> [Supplied passage]:
At the end of January the BBC decided to show all the castaways the first four programmes, covering the selection process the previous year. A TV was imported onto the island for one night, and for the first time all the participants in the great experiment were able to see how they came across ...

Showing the castaways the first four programmes had never been the producers' original plan. But because of the delayed move to the island the Harris group had seen themselves on TV. 'So then we had to show the rest of the programmes to the ones still on the island,' says Executive Producer Colin Cameron. I'm sure that that had an impact on the dynamics of the group and on people's self-perception. Dez, for one, was really shocked by how he'd come over. It's bound to have had an effect - but in the end that just becomes part of the dynamic of the project.'

Certainly, during the week that followed the group viewing of the selection programmes, the ex-sales manager went into a visible depression. 'A couple of people have been feeling down about the way they're portrayed,' Trevor said to Toby in a joint video diary. 'Yeah,' Toby agreed. 'Of all the footage that's been taken, only certain bits have been selected to show them in a certain way. With one person in particular, it seems that way.'

'Yeah, Dez.'

'You see him to be a bit of an arse, but he's a really nice, sound bloke, he's got a side to him you don't see.'

Girlfriend Liz was more vocal about it. 'Dez has been pretty down in the dumps,' she told the video diary. 'Primarily because he's had all the castaways coming up to him and saying, "Oh, you've been portrayed really horribly, and my friends and relations have written to me saying how sorry they are that I have to spend a year with that guy." I think that's really upset him, quite understandably.

'And I would just like to say what I think,' Liz went on, addressing the minicam more directly. 'Which is, you know, you say as programme makers you do balance the programmes. Well, I haven't seen a balance in the way you've portrayed Dez. You've only shown his nasty side and I know for a fact you've got loads of footage of him being the joker, messing around, being caring and things. So I haven't been very impressed about your integrity in terms of showing a balanced view of people. For example, I remember, Chris, you saying to me that if an incident occurs you'll always then go and interview that person afterwards and hear what they have to say. Well, I didn't see any of that in the programmes, so I look forward to you addressing that in the programmes to come. Certainly knowing that loads and loads of people think you're an absolute arse because of the way you've been portrayed is a bit hurtful. So I hope you can do something about it,' the management consultant concluded combatively.

> [Aim A]:
Reproduce the chart listing below line for line, with every entry kept unchanged.
The castaway passage above and the listing that comes next are drawn from unrelated sources.

> [Record set]:

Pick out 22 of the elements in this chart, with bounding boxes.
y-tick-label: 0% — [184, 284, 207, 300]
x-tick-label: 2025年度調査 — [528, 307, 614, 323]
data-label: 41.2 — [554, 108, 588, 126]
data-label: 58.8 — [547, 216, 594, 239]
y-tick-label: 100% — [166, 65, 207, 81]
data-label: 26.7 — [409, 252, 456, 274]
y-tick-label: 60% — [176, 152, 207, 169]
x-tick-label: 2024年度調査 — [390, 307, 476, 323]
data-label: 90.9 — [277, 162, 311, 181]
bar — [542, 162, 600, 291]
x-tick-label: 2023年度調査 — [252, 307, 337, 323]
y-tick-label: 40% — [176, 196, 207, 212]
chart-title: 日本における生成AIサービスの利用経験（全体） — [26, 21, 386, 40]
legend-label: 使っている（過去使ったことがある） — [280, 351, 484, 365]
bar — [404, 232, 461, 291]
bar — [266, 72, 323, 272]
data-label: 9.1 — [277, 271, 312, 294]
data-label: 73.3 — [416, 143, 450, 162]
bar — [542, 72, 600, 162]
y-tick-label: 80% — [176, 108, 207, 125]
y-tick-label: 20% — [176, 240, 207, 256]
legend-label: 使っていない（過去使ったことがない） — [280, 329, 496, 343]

> [Aim B]:
Carry on the passage about the castaways and their TV portrayal from its final sentence.

> [Final result A]:
Pick out 22 of the elements in this chart, with bounding boxes.
y-tick-label: 0% — [184, 284, 207, 300]
x-tick-label: 2025年度調査 — [528, 307, 614, 323]
data-label: 41.2 — [554, 108, 588, 126]
data-label: 58.8 — [547, 216, 594, 239]
y-tick-label: 100% — [166, 65, 207, 81]
data-label: 26.7 — [409, 252, 456, 274]
y-tick-label: 60% — [176, 152, 207, 169]
x-tick-label: 2024年度調査 — [390, 307, 476, 323]
data-label: 90.9 — [277, 162, 311, 181]
bar — [542, 162, 600, 291]
x-tick-label: 2023年度調査 — [252, 307, 337, 323]
y-tick-label: 40% — [176, 196, 207, 212]
chart-title: 日本における生成AIサービスの利用経験（全体） — [26, 21, 386, 40]
legend-label: 使っている（過去使ったことがある） — [280, 351, 484, 365]
bar — [404, 232, 461, 291]
bar — [266, 72, 323, 272]
data-label: 9.1 — [277, 271, 312, 294]
data-label: 73.3 — [416, 143, 450, 162]
bar — [542, 72, 600, 162]
y-tick-label: 80% — [176, 108, 207, 125]
y-tick-label: 20% — [176, 240, 207, 256]
legend-label: 使っていない（過去使ったことがない） — [280, 329, 496, 343]

> [Final result B]:
Other complaints were less serious, and not necessarily focused at the programme makers. 'I was not totally happy with how I was portrayed in Programme Four,' wrote Mike, 'but there is nothing I can do about it now.' 'I'm a bit pissed off,' Philiy confided, 'not with anyone, just with me. After we watched the programmes I felt I was seen to be really quiet. Paul did point out that I was probably quiet at the time, but it's really frustrating me that I'm being perceived as something I'm not.' 'Colin likewise,' Dez told the video diary, 'has been a bit concerned that the bits he's seen on TV are not portraying him in the light he feels is acceptable.' 'I just haven't been on the programme very much,' said Colin.

Little Old Me

A reaction of a more complex kind lay in wait for someone to whom the programmes had been kinder. 'I still don't understand why there's this huge interest in this project or me,' newly crowned tabloid darling Ben reported. 'I'd never in a million years thought that me, Ben Fogle, little old me that worked at Tatler anonymously, likes going around London by myself, doing a bit of shopping, just being me - why people are interested in me. Suddenly the post arrived yesterday and I had probably about thirty or forty letters from strangers. One from Mummy, one from friends and family, and literally thirty-five letters from everyone that watched the programme and they were so lovely. All of them start, You probably think I'm really strange doing this and I'm not a complete weirdo, I just watched the programme and felt so strongly about it I can't stop thinking about all of you - that I have to write a letter. And then they tell you all these things, they give you a secret, so I've got thirty secrets that I've been told by people I've never met. It's incredible. I just lay in bed last night reading them, just going, Oh ah. And I'm building up this whole picture about all these people that have written to me and it's just a whole new element to this project. I suddenly know thirty new people. On a deserted island. And that's really strange, because I'm supposed to be just with the thirty-six of us here. Some people have sent books, some photographs. It's really lovely, so heart-warming that I can't get my head around it, I really can't.'

That he could be so concerned about thirty total strangers perhaps indicated at least part of the heart-throb's appeal. Handsome hunks are two a penny on television, and the 'posh' not currently idolised. But Ben's essential good-natured decency was a rarer quality, and one that the viewing public, fed an endless diet of the cynical, self-obsessed and wordlywise, the hard-eyed autocuties and the pudgy meeja lads, perhaps hungered for. A man with the enthusiasm to swim to the middle of a lake! And the sensitivity to be visibly upset about strangling a chicken! Yes please! That his qualities were more genuine than most had already been tested by close proximity to his fellow castaways. Builder Ray was not the most obvious fan for such a Woosterish fellow, yet of all the youngsters, he rated Ben the most. Dinner lady Gwyneth had rhapsodised to me on my visit about how 'unspoilt' he was. Postman Pat had a project to try and get him to swear - 'at least once' - during the year.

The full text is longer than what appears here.